++++ RECORD EXCERPTS ++++

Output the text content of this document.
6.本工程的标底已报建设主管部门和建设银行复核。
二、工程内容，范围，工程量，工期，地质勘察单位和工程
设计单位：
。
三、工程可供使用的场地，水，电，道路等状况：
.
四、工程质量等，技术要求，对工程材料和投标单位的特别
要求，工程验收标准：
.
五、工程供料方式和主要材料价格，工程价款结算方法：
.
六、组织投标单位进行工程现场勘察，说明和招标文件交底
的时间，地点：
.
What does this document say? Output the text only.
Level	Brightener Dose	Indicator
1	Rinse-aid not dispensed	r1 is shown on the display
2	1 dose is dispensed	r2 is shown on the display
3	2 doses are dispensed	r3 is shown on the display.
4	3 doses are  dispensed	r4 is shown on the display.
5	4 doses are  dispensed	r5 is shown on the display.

++++

- SHORT PROBLEM
Write the whole listing out again. Keep every line exactly as it is.

- WORKED ANSWER
Output the text content of this document.
6.本工程的标底已报建设主管部门和建设银行复核。
二、工程内容，范围，工程量，工期，地质勘察单位和工程
设计单位：
。
三、工程可供使用的场地，水，电，道路等状况：
.
四、工程质量等，技术要求，对工程材料和投标单位的特别
要求，工程验收标准：
.
五、工程供料方式和主要材料价格，工程价款结算方法：
.
六、组织投标单位进行工程现场勘察，说明和招标文件交底
的时间，地点：
.
What does this document say? Output the text only.
Level	Brightener Dose	Indicator
1	Rinse-aid not dispensed	r1 is shown on the display
2	1 dose is dispensed	r2 is shown on the display
3	2 doses are dispensed	r3 is shown on the display.
4	3 doses are  dispensed	r4 is shown on the display.
5	4 doses are  dispensed	r5 is shown on the display.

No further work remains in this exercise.